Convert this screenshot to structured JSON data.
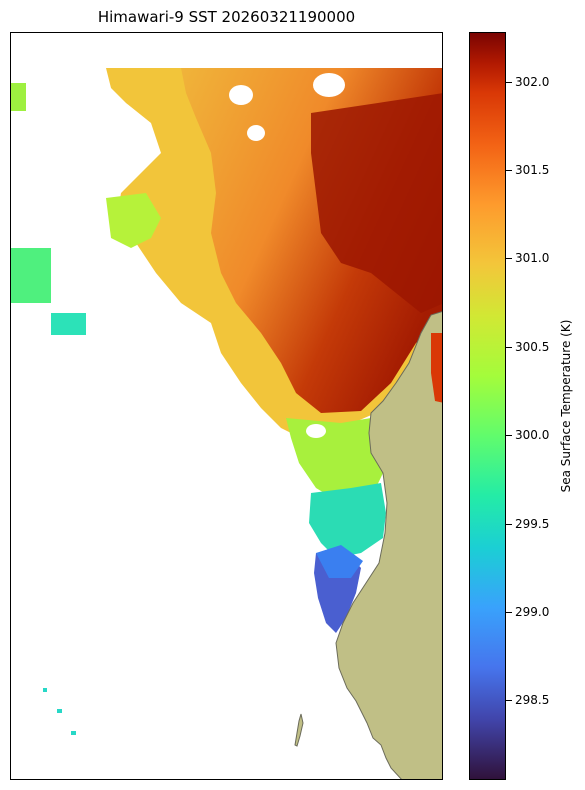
{
  "title": "Himawari-9 SST 20260321190000",
  "colorbar": {
    "label": "Sea Surface Temperature (K)",
    "ticks": [
      "302.0",
      "301.5",
      "301.0",
      "300.5",
      "300.0",
      "299.5",
      "299.0",
      "298.5"
    ],
    "range": [
      298.05,
      302.28
    ],
    "colormap": "turbo"
  },
  "map": {
    "land_color": "#c0bf86",
    "coast_color": "#6b6b5a",
    "nodata_color": "#ffffff",
    "regions": [
      {
        "id": "northeast-warm",
        "sst_k": 302.1
      },
      {
        "id": "central-warm",
        "sst_k": 301.5
      },
      {
        "id": "north-band",
        "sst_k": 300.9
      },
      {
        "id": "west-band",
        "sst_k": 300.5
      },
      {
        "id": "mid-coast",
        "sst_k": 300.0
      },
      {
        "id": "south-coast",
        "sst_k": 299.4
      },
      {
        "id": "southern-tip",
        "sst_k": 298.7
      }
    ]
  }
}
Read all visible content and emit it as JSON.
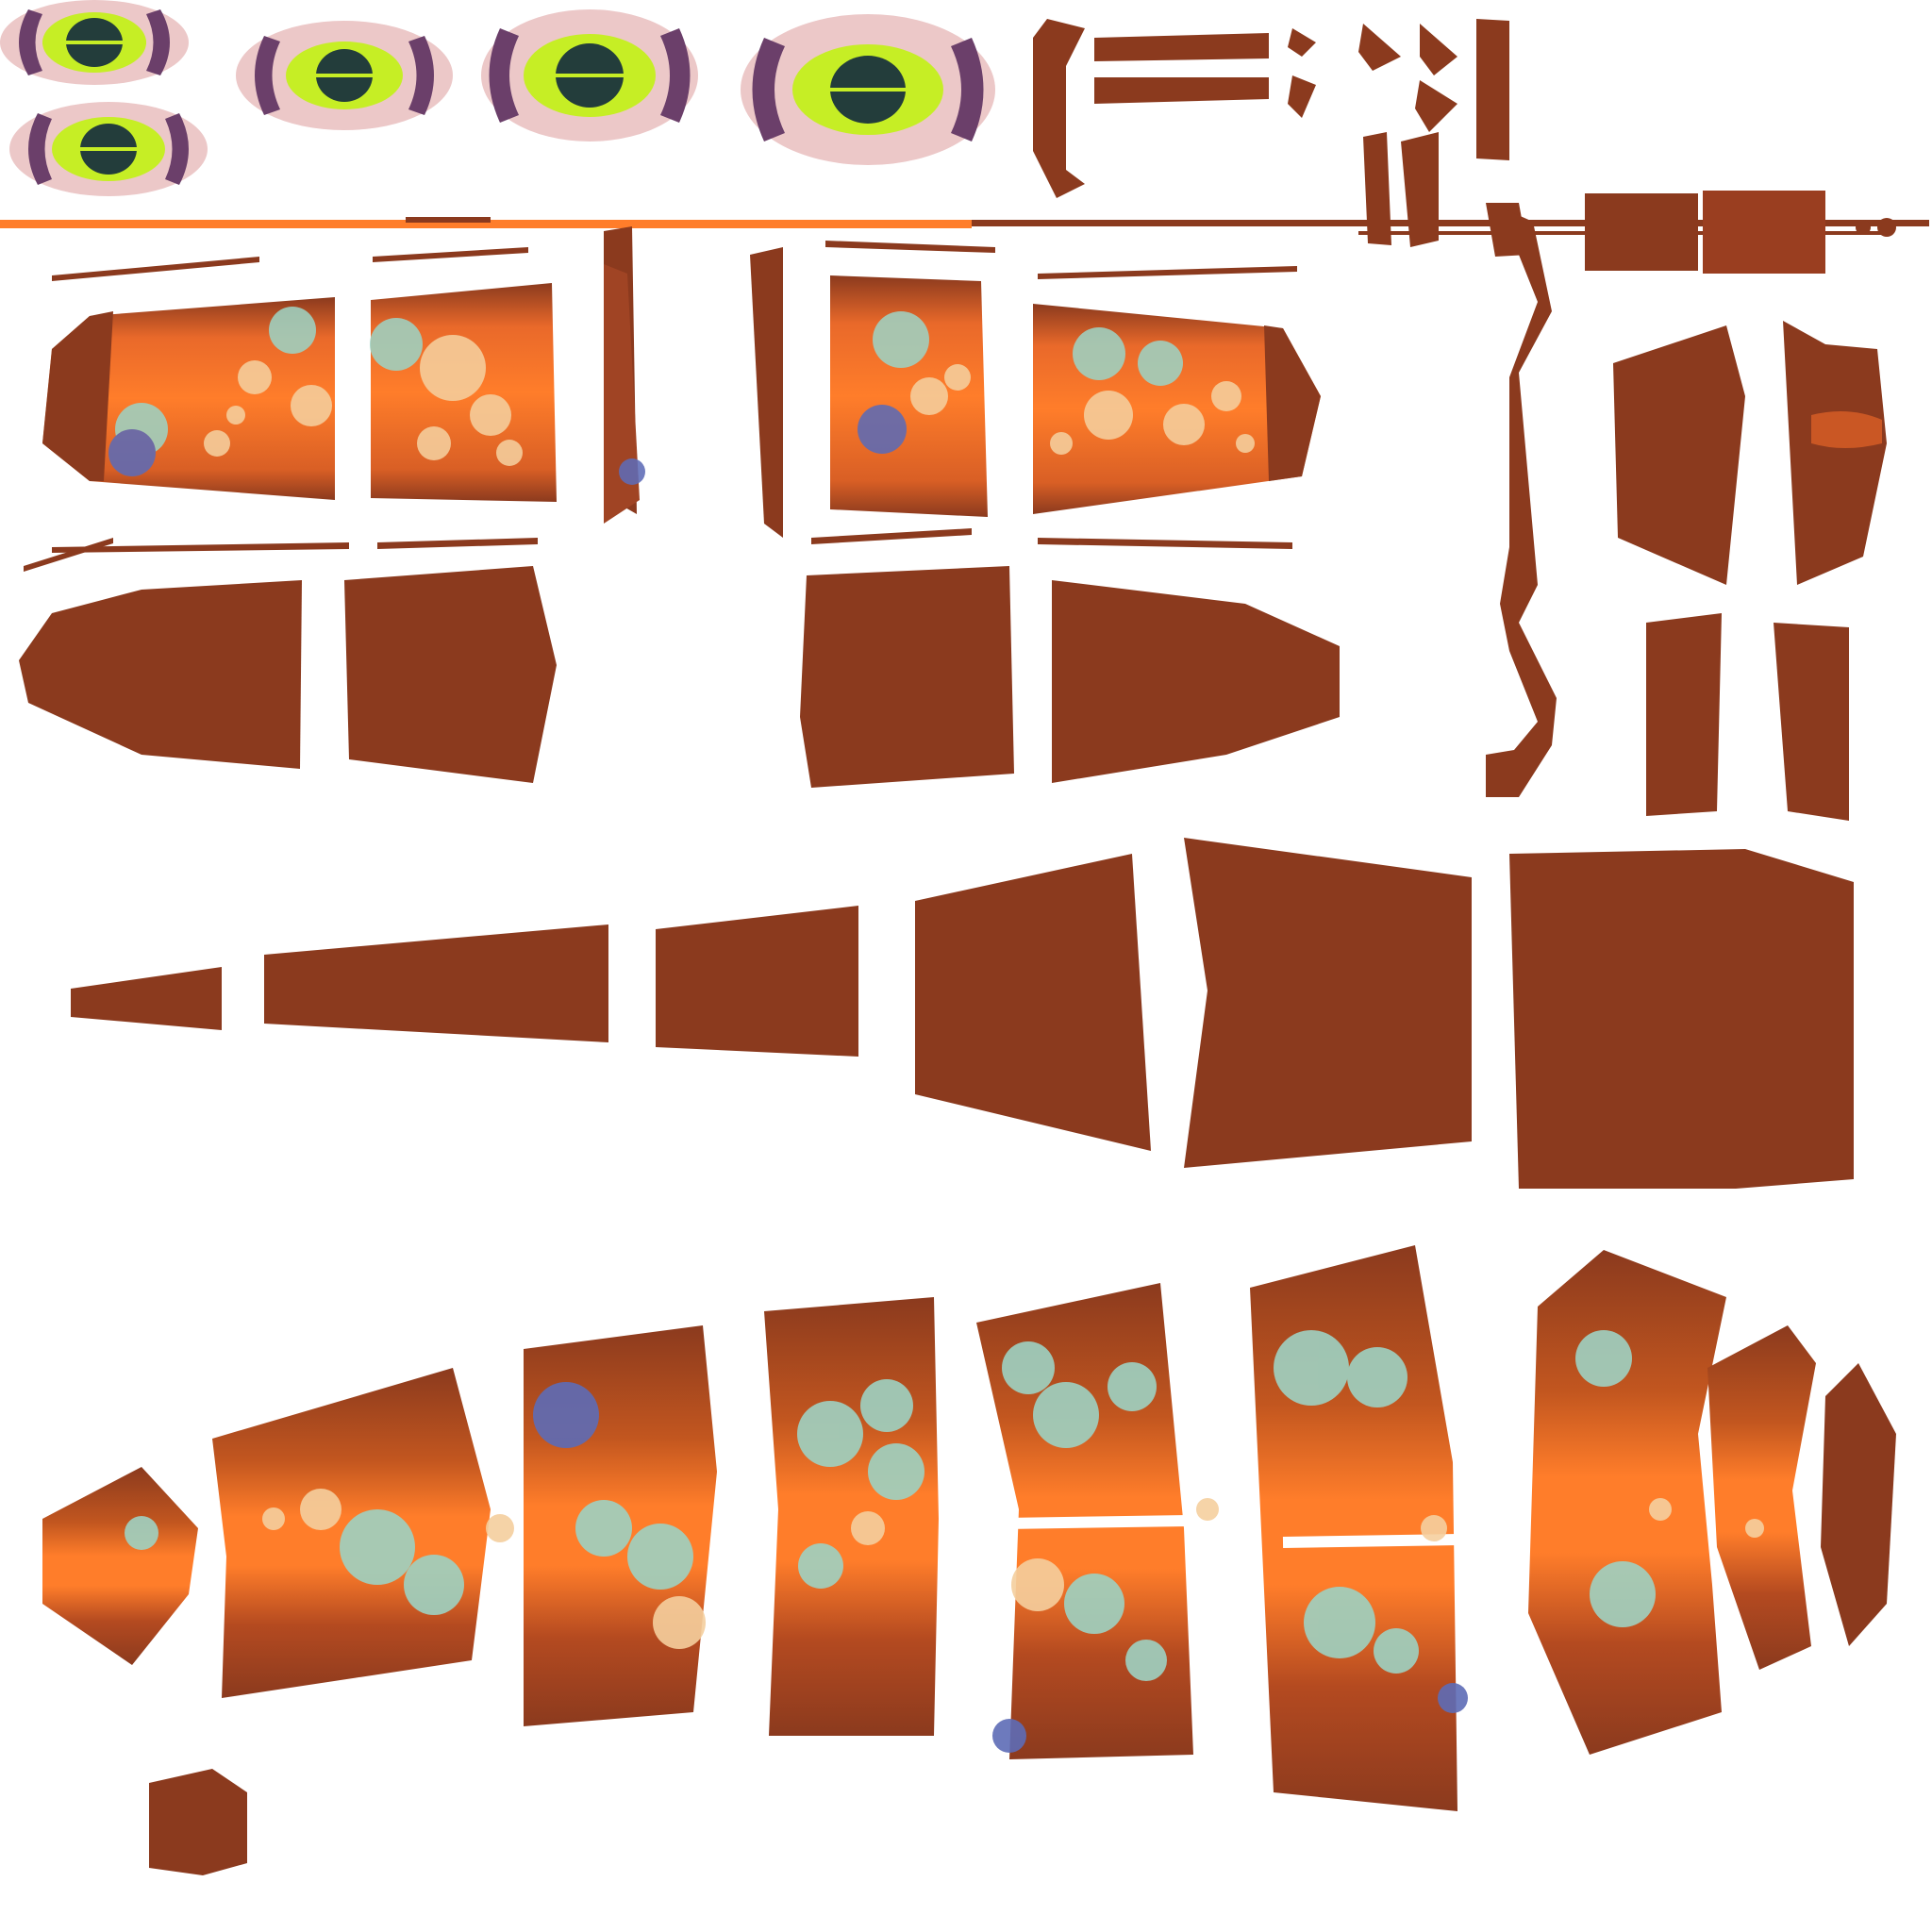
{
  "palette": {
    "background": "#ffffff",
    "skin_dark": "#8b3a1e",
    "skin_mid": "#a04424",
    "orange": "#ff7d2a",
    "spot_teal": "#9ed2c2",
    "spot_cream": "#f5cf9e",
    "spot_blue": "#5d6bb6",
    "eye_pink": "#ecc8c8",
    "eye_lime": "#c6ee25",
    "eye_purple": "#6b3f6a",
    "eye_dark": "#233d3b"
  },
  "layout_groups": [
    {
      "id": "eyes",
      "label": "eye-sprites"
    },
    {
      "id": "fins",
      "label": "fin-and-spine-strips"
    },
    {
      "id": "upper-body",
      "label": "upper-body-panels"
    },
    {
      "id": "tail",
      "label": "tail-strip"
    },
    {
      "id": "lower-body",
      "label": "lower-body-panels"
    }
  ]
}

***

TASK: Reproduce each entry precisely, dropping only the pictures.

WORKED SOLUTION:
Convert this screenshot to structured JSON data.
{
  "title": "Himawari-9 SST 20260321190000",
  "colorbar": {
    "label": "Sea Surface Temperature (K)",
    "ticks": [
      "302.0",
      "301.5",
      "301.0",
      "300.5",
      "300.0",
      "299.5",
      "299.0",
      "298.5"
    ],
    "range": [
      298.05,
      302.28
    ],
    "colormap": "turbo"
  },
  "map": {
    "land_color": "#c0bf86",
    "coast_color": "#6b6b5a",
    "nodata_color": "#ffffff",
    "regions": [
      {
        "id": "northeast-warm",
        "sst_k": 302.1
      },
      {
        "id": "central-warm",
        "sst_k": 301.5
      },
      {
        "id": "north-band",
        "sst_k": 300.9
      },
      {
        "id": "west-band",
        "sst_k": 300.5
      },
      {
        "id": "mid-coast",
        "sst_k": 300.0
      },
      {
        "id": "south-coast",
        "sst_k": 299.4
      },
      {
        "id": "southern-tip",
        "sst_k": 298.7
      }
    ]
  }
}
Read all visible content and emit it as JSON.
{
  "palette": {
    "background": "#ffffff",
    "skin_dark": "#8b3a1e",
    "skin_mid": "#a04424",
    "orange": "#ff7d2a",
    "spot_teal": "#9ed2c2",
    "spot_cream": "#f5cf9e",
    "spot_blue": "#5d6bb6",
    "eye_pink": "#ecc8c8",
    "eye_lime": "#c6ee25",
    "eye_purple": "#6b3f6a",
    "eye_dark": "#233d3b"
  },
  "layout_groups": [
    {
      "id": "eyes",
      "label": "eye-sprites"
    },
    {
      "id": "fins",
      "label": "fin-and-spine-strips"
    },
    {
      "id": "upper-body",
      "label": "upper-body-panels"
    },
    {
      "id": "tail",
      "label": "tail-strip"
    },
    {
      "id": "lower-body",
      "label": "lower-body-panels"
    }
  ]
}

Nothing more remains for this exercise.